=== Exercise brief ===
Reproduce the four entries below verbatim, including every description and coordinate line, and omit the pictures from your output.

=== Data shown ===
-- -- --
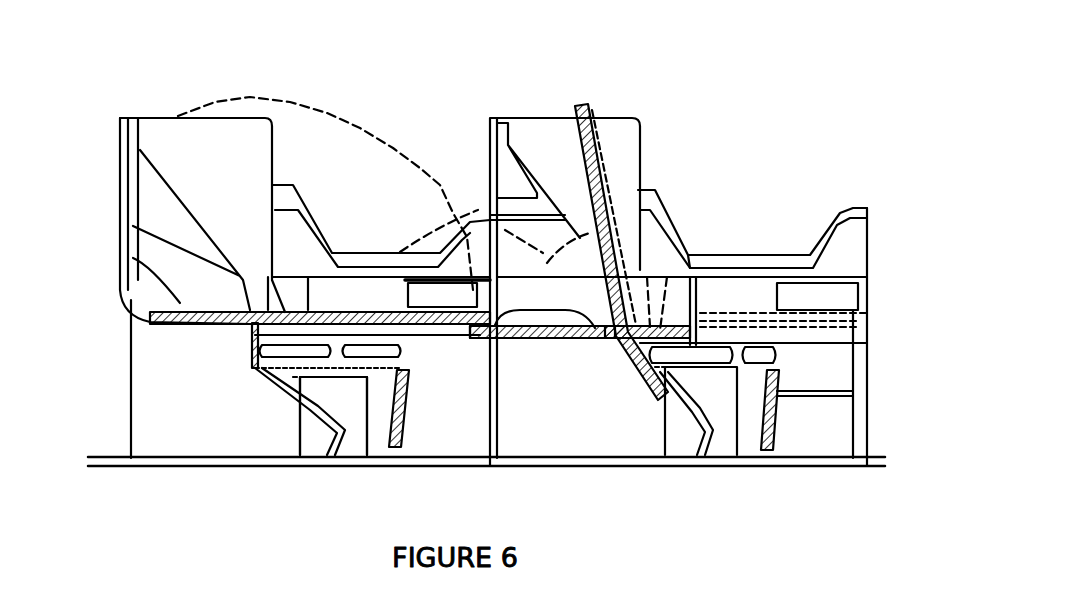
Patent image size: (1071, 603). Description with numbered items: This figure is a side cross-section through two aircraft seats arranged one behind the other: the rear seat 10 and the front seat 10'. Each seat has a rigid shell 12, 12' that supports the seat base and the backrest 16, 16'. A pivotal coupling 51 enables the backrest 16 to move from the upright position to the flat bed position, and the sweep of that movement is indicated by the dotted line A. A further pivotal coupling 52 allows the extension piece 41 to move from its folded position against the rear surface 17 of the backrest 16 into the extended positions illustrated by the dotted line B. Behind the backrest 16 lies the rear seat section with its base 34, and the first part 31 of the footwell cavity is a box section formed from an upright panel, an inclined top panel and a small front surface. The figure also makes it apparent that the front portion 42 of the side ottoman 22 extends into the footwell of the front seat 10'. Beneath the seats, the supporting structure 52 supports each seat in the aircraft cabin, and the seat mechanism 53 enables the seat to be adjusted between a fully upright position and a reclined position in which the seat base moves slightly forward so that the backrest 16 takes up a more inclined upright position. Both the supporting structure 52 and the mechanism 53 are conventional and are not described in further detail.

The seat 10 is at (314, 292).
The front seat 10' is at (682, 266).
The shell 12 is at (271, 183).
The shell of front seat 12' is at (722, 151).
The backrest 16 is at (506, 415).
The backrest of front seat 16' is at (667, 252).
The rear surface 17 is at (468, 337).
The side ottoman 22 is at (525, 305).
The first part of footwell cavity 31 is at (160, 205).
The base 34 is at (125, 257).
The extension piece 41 is at (510, 343).
The front portion 42 is at (693, 257).
The pivotal coupling 51 is at (240, 325).
The supporting structure 52 is at (306, 422).
The seat mechanism 53 is at (262, 373).
The dotted line A is at (325, 112).
The dotted line B is at (618, 220).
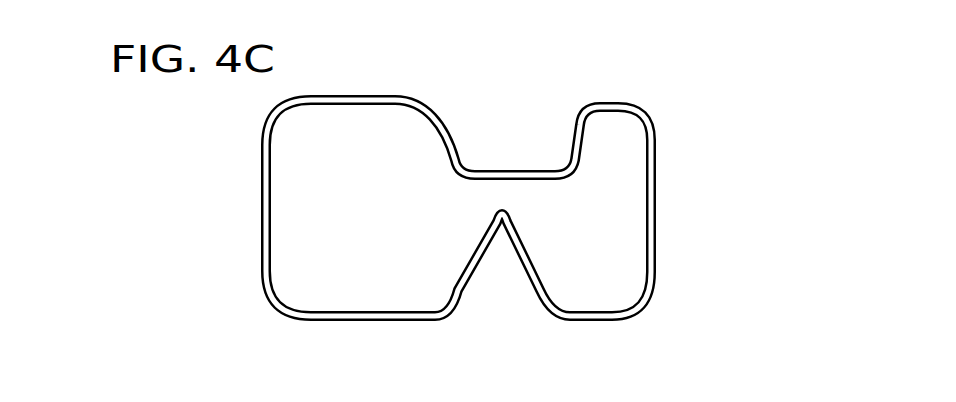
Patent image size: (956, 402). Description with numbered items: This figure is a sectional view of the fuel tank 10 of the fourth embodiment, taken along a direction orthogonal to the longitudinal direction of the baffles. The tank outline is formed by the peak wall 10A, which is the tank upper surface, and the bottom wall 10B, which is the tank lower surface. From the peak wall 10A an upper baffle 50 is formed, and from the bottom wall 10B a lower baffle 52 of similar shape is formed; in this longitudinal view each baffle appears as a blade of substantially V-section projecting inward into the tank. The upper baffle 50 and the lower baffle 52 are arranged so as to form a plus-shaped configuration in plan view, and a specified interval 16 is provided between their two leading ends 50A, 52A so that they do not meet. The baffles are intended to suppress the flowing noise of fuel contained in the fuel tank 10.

The fuel tank 10 is at (557, 98).
The peak wall 10A is at (362, 97).
The bottom wall 10B is at (401, 322).
The upper baffle 50 is at (424, 134).
The leading end of upper baffle 50A is at (463, 180).
The lower baffle 52 is at (470, 268).
The leading end of lower baffle 52A is at (503, 205).
The specified interval 16 is at (512, 197).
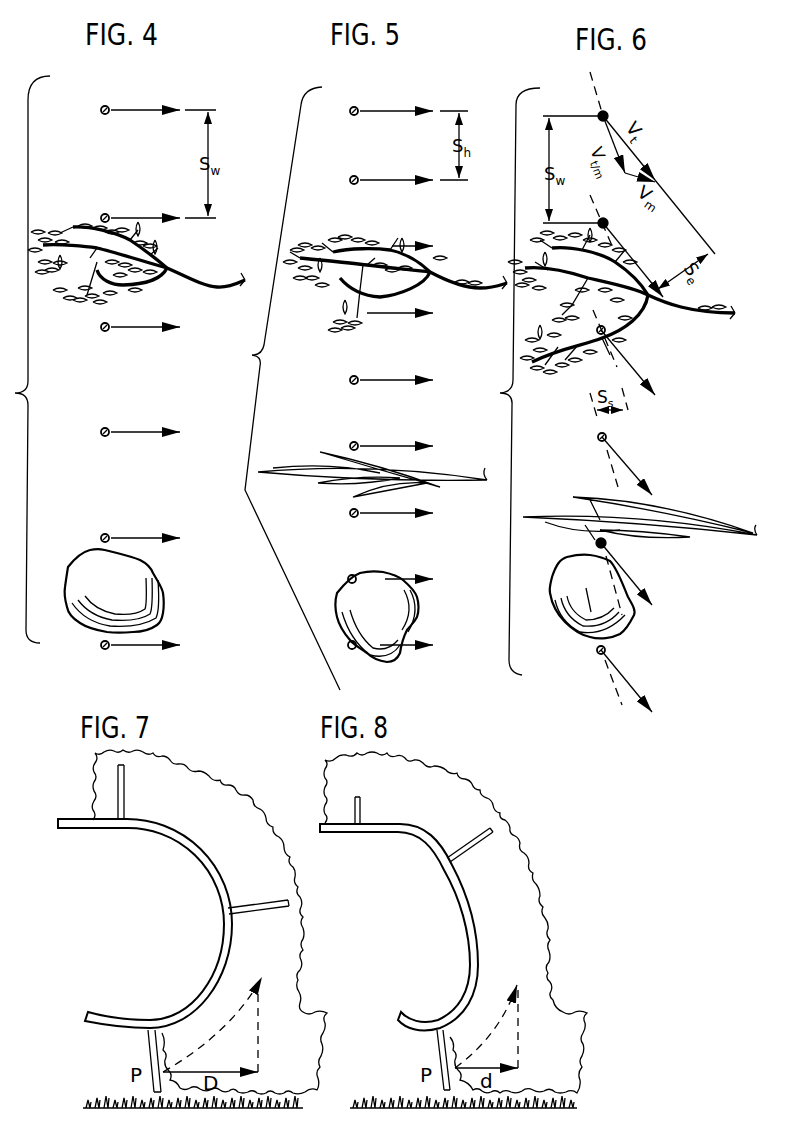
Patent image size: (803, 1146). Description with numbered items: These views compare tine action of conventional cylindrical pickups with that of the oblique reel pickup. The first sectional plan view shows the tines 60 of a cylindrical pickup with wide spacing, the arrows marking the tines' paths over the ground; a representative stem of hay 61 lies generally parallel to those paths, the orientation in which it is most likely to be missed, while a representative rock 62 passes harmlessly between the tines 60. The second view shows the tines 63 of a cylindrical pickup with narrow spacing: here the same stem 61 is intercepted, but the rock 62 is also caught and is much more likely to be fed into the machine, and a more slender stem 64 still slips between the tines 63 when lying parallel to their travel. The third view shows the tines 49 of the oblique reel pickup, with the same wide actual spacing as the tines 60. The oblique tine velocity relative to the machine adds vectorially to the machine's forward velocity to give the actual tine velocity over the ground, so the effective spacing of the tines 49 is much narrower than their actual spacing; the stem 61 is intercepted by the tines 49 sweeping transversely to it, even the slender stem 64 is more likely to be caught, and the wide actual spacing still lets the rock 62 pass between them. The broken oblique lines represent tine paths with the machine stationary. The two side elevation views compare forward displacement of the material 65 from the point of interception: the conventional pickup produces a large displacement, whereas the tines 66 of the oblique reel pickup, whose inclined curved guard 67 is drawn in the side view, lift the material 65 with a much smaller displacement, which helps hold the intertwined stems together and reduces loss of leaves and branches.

In FIG. 6, the tines 49 is at (598, 435).
In FIG. 4, the tines 60 is at (99, 430).
In FIG. 4, the stem of hay 61 is at (68, 220).
In FIG. 5, the stem of hay 61 is at (328, 245).
In FIG. 6, the stem of hay 61 is at (550, 252).
In FIG. 4, the rock 62 is at (75, 555).
In FIG. 5, the rock 62 is at (340, 593).
In FIG. 6, the rock 62 is at (560, 570).
In FIG. 5, the tines 63 is at (350, 378).
In FIG. 5, the slender stem 64 is at (310, 465).
In FIG. 6, the slender stem 64 is at (568, 505).
In FIG. 7, the material 65 is at (303, 1012).
In FIG. 8, the material 65 is at (563, 1012).
In FIG. 8, the tines 66 is at (440, 1057).
In FIG. 8, the curved deflector plate 67 is at (478, 963).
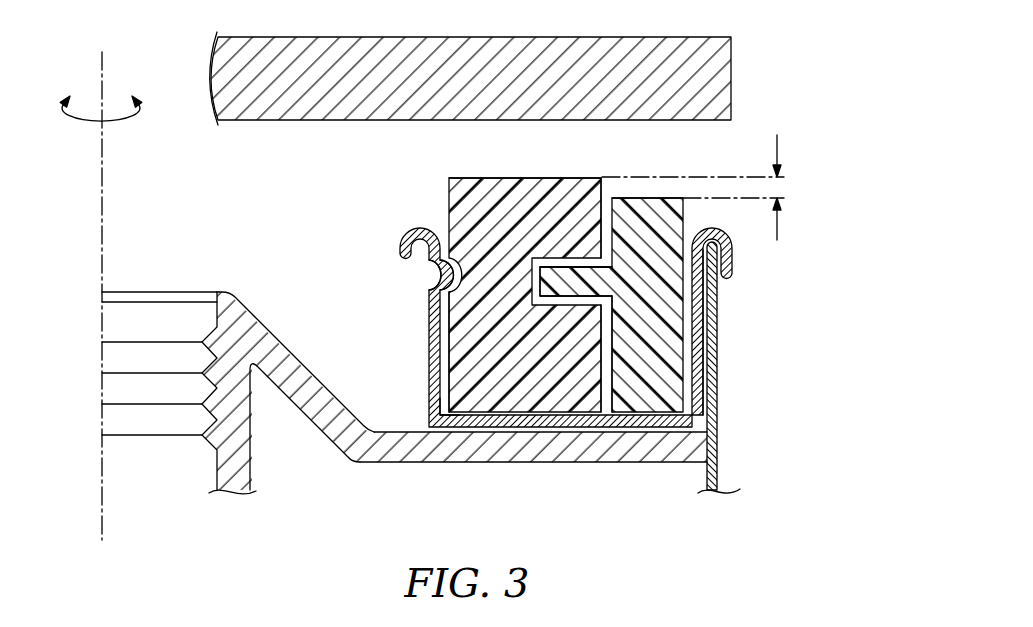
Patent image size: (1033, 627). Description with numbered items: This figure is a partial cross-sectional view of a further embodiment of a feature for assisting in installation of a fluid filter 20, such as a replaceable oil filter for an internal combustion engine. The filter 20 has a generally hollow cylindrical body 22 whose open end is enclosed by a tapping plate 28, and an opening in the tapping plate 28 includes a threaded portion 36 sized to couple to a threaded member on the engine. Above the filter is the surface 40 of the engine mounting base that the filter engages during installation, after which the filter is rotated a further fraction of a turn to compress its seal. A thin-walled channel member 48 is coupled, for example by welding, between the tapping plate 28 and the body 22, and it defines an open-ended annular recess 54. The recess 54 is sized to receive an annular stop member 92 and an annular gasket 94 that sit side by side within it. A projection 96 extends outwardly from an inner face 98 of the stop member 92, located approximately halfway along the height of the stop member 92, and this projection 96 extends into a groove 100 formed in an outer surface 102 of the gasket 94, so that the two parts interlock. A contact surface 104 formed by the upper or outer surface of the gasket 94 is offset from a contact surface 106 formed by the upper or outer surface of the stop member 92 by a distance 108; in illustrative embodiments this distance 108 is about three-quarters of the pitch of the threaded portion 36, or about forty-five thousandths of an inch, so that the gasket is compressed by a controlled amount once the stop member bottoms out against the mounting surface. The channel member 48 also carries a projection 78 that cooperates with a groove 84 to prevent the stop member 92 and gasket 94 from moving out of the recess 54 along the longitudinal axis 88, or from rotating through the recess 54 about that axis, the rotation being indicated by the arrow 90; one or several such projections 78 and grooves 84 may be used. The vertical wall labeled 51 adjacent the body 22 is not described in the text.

The fluid filter 20 is at (768, 371).
The body 22 is at (724, 487).
The tapping plate 28 is at (518, 464).
The threaded portion 36 is at (211, 387).
The surface 40 is at (288, 122).
The channel member 48 is at (430, 335).
The lip 51 is at (703, 313).
The annular recess 54 is at (446, 414).
The projection 78 is at (440, 276).
The groove 84 is at (474, 252).
The longitudinal axis 88 is at (105, 60).
The rotational movement 90 is at (78, 123).
The annular stop member 92 is at (630, 294).
The annular gasket 94 is at (479, 339).
The projection 96 is at (559, 294).
The inner face 98 is at (611, 406).
The groove 100 is at (578, 256).
The outer surface 102 is at (603, 197).
The contact surface 104 is at (482, 178).
The contact surface 106 is at (667, 197).
The distance 108 is at (778, 225).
-- -- --
=== Task result ===
Patent image size: (1071, 603). Description with numbered items: This figure is a side cross-section through two aircraft seats arranged one behind the other: the rear seat 10 and the front seat 10'. Each seat has a rigid shell 12, 12' that supports the seat base and the backrest 16, 16'. A pivotal coupling 51 enables the backrest 16 to move from the upright position to the flat bed position, and the sweep of that movement is indicated by the dotted line A. A further pivotal coupling 52 allows the extension piece 41 to move from its folded position against the rear surface 17 of the backrest 16 into the extended positions illustrated by the dotted line B. Behind the backrest 16 lies the rear seat section with its base 34, and the first part 31 of the footwell cavity is a box section formed from an upright panel, an inclined top panel and a small front surface. The figure also makes it apparent that the front portion 42 of the side ottoman 22 extends into the footwell of the front seat 10'. Beneath the seats, the supporting structure 52 supports each seat in the aircraft cabin, and the seat mechanism 53 enables the seat to be adjusted between a fully upright position and a reclined position in which the seat base moves slightly forward so that the backrest 16 takes up a more inclined upright position. Both the supporting structure 52 and the mechanism 53 are conventional and are not described in further detail.

The seat 10 is at (314, 292).
The front seat 10' is at (682, 266).
The shell 12 is at (271, 183).
The shell of front seat 12' is at (722, 151).
The backrest 16 is at (506, 415).
The backrest of front seat 16' is at (667, 252).
The rear surface 17 is at (468, 337).
The side ottoman 22 is at (525, 305).
The first part of footwell cavity 31 is at (160, 205).
The base 34 is at (125, 257).
The extension piece 41 is at (510, 343).
The front portion 42 is at (693, 257).
The pivotal coupling 51 is at (240, 325).
The supporting structure 52 is at (306, 422).
The seat mechanism 53 is at (262, 373).
The dotted line A is at (325, 112).
The dotted line B is at (618, 220).
Patent image size: (956, 402). Description with numbered items: This figure is a sectional view of the fuel tank 10 of the fourth embodiment, taken along a direction orthogonal to the longitudinal direction of the baffles. The tank outline is formed by the peak wall 10A, which is the tank upper surface, and the bottom wall 10B, which is the tank lower surface. From the peak wall 10A an upper baffle 50 is formed, and from the bottom wall 10B a lower baffle 52 of similar shape is formed; in this longitudinal view each baffle appears as a blade of substantially V-section projecting inward into the tank. The upper baffle 50 and the lower baffle 52 are arranged so as to form a plus-shaped configuration in plan view, and a specified interval 16 is provided between their two leading ends 50A, 52A so that they do not meet. The baffles are intended to suppress the flowing noise of fuel contained in the fuel tank 10.

The fuel tank 10 is at (557, 98).
The peak wall 10A is at (362, 97).
The bottom wall 10B is at (401, 322).
The upper baffle 50 is at (424, 134).
The leading end of upper baffle 50A is at (463, 180).
The lower baffle 52 is at (470, 268).
The leading end of lower baffle 52A is at (503, 205).
The specified interval 16 is at (512, 197).
Patent image size: (803, 1146). Description with numbered items: These views compare tine action of conventional cylindrical pickups with that of the oblique reel pickup. The first sectional plan view shows the tines 60 of a cylindrical pickup with wide spacing, the arrows marking the tines' paths over the ground; a representative stem of hay 61 lies generally parallel to those paths, the orientation in which it is most likely to be missed, while a representative rock 62 passes harmlessly between the tines 60. The second view shows the tines 63 of a cylindrical pickup with narrow spacing: here the same stem 61 is intercepted, but the rock 62 is also caught and is much more likely to be fed into the machine, and a more slender stem 64 still slips between the tines 63 when lying parallel to their travel. The third view shows the tines 49 of the oblique reel pickup, with the same wide actual spacing as the tines 60. The oblique tine velocity relative to the machine adds vectorially to the machine's forward velocity to give the actual tine velocity over the ground, so the effective spacing of the tines 49 is much narrower than their actual spacing; the stem 61 is intercepted by the tines 49 sweeping transversely to it, even the slender stem 64 is more likely to be caught, and the wide actual spacing still lets the rock 62 pass between them. The broken oblique lines represent tine paths with the machine stationary. The two side elevation views compare forward displacement of the material 65 from the point of interception: the conventional pickup produces a large displacement, whereas the tines 66 of the oblique reel pickup, whose inclined curved guard 67 is drawn in the side view, lift the material 65 with a much smaller displacement, which helps hold the intertwined stems together and reduces loss of leaves and branches.

In FIG. 6, the tines 49 is at (598, 435).
In FIG. 4, the tines 60 is at (99, 430).
In FIG. 4, the stem of hay 61 is at (68, 220).
In FIG. 5, the stem of hay 61 is at (328, 245).
In FIG. 6, the stem of hay 61 is at (550, 252).
In FIG. 4, the rock 62 is at (75, 555).
In FIG. 5, the rock 62 is at (340, 593).
In FIG. 6, the rock 62 is at (560, 570).
In FIG. 5, the tines 63 is at (350, 378).
In FIG. 5, the slender stem 64 is at (310, 465).
In FIG. 6, the slender stem 64 is at (568, 505).
In FIG. 7, the material 65 is at (303, 1012).
In FIG. 8, the material 65 is at (563, 1012).
In FIG. 8, the tines 66 is at (440, 1057).
In FIG. 8, the curved deflector plate 67 is at (478, 963).
Patent image size: (1033, 627). Description with numbered items: This figure is a partial cross-sectional view of a further embodiment of a feature for assisting in installation of a fluid filter 20, such as a replaceable oil filter for an internal combustion engine. The filter 20 has a generally hollow cylindrical body 22 whose open end is enclosed by a tapping plate 28, and an opening in the tapping plate 28 includes a threaded portion 36 sized to couple to a threaded member on the engine. Above the filter is the surface 40 of the engine mounting base that the filter engages during installation, after which the filter is rotated a further fraction of a turn to compress its seal. A thin-walled channel member 48 is coupled, for example by welding, between the tapping plate 28 and the body 22, and it defines an open-ended annular recess 54. The recess 54 is sized to receive an annular stop member 92 and an annular gasket 94 that sit side by side within it. A projection 96 extends outwardly from an inner face 98 of the stop member 92, located approximately halfway along the height of the stop member 92, and this projection 96 extends into a groove 100 formed in an outer surface 102 of the gasket 94, so that the two parts interlock. A contact surface 104 formed by the upper or outer surface of the gasket 94 is offset from a contact surface 106 formed by the upper or outer surface of the stop member 92 by a distance 108; in illustrative embodiments this distance 108 is about three-quarters of the pitch of the threaded portion 36, or about forty-five thousandths of an inch, so that the gasket is compressed by a controlled amount once the stop member bottoms out against the mounting surface. The channel member 48 also carries a projection 78 that cooperates with a groove 84 to prevent the stop member 92 and gasket 94 from moving out of the recess 54 along the longitudinal axis 88, or from rotating through the recess 54 about that axis, the rotation being indicated by the arrow 90; one or several such projections 78 and grooves 84 may be used. The vertical wall labeled 51 adjacent the body 22 is not described in the text.

The fluid filter 20 is at (768, 371).
The body 22 is at (724, 487).
The tapping plate 28 is at (518, 464).
The threaded portion 36 is at (211, 387).
The surface 40 is at (288, 122).
The channel member 48 is at (430, 335).
The lip 51 is at (703, 313).
The annular recess 54 is at (446, 414).
The projection 78 is at (440, 276).
The groove 84 is at (474, 252).
The longitudinal axis 88 is at (105, 60).
The rotational movement 90 is at (78, 123).
The annular stop member 92 is at (630, 294).
The annular gasket 94 is at (479, 339).
The projection 96 is at (559, 294).
The inner face 98 is at (611, 406).
The groove 100 is at (578, 256).
The outer surface 102 is at (603, 197).
The contact surface 104 is at (482, 178).
The contact surface 106 is at (667, 197).
The distance 108 is at (778, 225).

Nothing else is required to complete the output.